• [Given instruction] Where a line holds the word "Japanese", copy that line.

==========

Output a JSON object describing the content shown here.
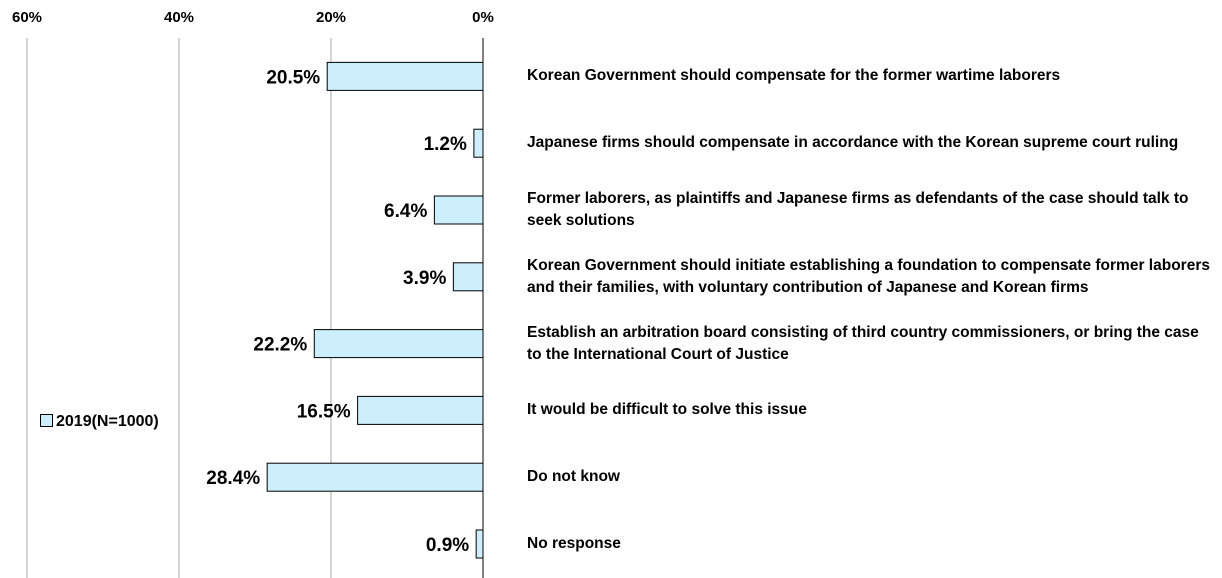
{
  "chart_data": {
    "type": "bar",
    "orientation": "horizontal",
    "x_axis": {
      "reversed": true,
      "xlim": [
        60,
        0
      ],
      "ticks": [
        "60%",
        "40%",
        "20%",
        "0%"
      ],
      "position": "top"
    },
    "grid": true,
    "legend": {
      "position": "left",
      "label": "2019(N=1000)"
    },
    "bar_color": "#cdeefc",
    "categories": [
      "Korean Government should compensate for the former wartime laborers",
      "Japanese firms should compensate in accordance with the Korean supreme court ruling",
      "Former laborers, as plaintiffs and Japanese firms as defendants of the case should talk to seek solutions",
      "Korean Government should initiate establishing a foundation to compensate former laborers and their families, with voluntary contribution of Japanese and Korean firms",
      "Establish an arbitration board consisting of third country commissioners, or bring the case to the International Court of Justice",
      "It would be difficult to solve this issue",
      "Do not know",
      "No response"
    ],
    "series": [
      {
        "name": "2019(N=1000)",
        "values": [
          20.5,
          1.2,
          6.4,
          3.9,
          22.2,
          16.5,
          28.4,
          0.9
        ]
      }
    ],
    "value_labels": [
      "20.5%",
      "1.2%",
      "6.4%",
      "3.9%",
      "22.2%",
      "16.5%",
      "28.4%",
      "0.9%"
    ]
  }
}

==========

• [Full answer]
      "Japanese firms should compensate in accordance with the Korean supreme court ruling",
      "Former laborers, as plaintiffs and Japanese firms as defendants of the case should talk to seek solutions",
      "Korean Government should initiate establishing a foundation to compensate former laborers and their families, with voluntary contribution of Japanese and Korean firms",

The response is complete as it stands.